▶ _Short task_: Show every line in the items below that contains the string "gift", and copy each line in full. Case counts when matching.

★ ★ ★ ★ ★ ★ ★

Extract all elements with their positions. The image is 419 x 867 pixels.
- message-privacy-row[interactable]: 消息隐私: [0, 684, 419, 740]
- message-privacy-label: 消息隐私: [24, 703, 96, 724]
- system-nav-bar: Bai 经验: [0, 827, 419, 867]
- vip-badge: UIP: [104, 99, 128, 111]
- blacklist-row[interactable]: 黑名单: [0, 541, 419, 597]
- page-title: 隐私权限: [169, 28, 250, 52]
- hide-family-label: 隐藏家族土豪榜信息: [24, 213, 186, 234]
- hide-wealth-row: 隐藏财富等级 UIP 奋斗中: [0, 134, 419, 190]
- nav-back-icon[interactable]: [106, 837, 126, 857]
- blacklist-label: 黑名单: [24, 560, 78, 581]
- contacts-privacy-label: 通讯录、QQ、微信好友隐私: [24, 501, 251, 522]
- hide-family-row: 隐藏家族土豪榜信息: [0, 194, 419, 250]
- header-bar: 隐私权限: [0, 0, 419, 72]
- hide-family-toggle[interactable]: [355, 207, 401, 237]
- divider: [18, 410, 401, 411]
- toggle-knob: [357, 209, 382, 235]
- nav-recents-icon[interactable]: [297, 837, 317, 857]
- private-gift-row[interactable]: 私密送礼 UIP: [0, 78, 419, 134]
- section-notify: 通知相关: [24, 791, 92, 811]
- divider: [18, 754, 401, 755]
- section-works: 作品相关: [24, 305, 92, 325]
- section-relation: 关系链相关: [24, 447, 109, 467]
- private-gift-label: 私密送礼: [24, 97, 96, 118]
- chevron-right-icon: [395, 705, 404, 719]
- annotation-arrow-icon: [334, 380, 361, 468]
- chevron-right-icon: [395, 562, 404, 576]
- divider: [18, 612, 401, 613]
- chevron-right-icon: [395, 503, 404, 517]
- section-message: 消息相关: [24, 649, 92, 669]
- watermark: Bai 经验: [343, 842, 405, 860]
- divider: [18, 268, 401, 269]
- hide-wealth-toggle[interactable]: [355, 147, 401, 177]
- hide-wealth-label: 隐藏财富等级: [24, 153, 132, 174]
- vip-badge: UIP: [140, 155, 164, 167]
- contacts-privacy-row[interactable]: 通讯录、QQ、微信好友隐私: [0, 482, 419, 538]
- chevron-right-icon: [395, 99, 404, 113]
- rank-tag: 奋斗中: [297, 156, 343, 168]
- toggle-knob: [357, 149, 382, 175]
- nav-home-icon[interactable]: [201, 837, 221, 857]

★ ★ ★ ★ ★ ★ ★

▶ _Result of this exercise_:
- private-gift-row[interactable]: 私密送礼 UIP: [0, 78, 419, 134]
- private-gift-label: 私密送礼: [24, 97, 96, 118]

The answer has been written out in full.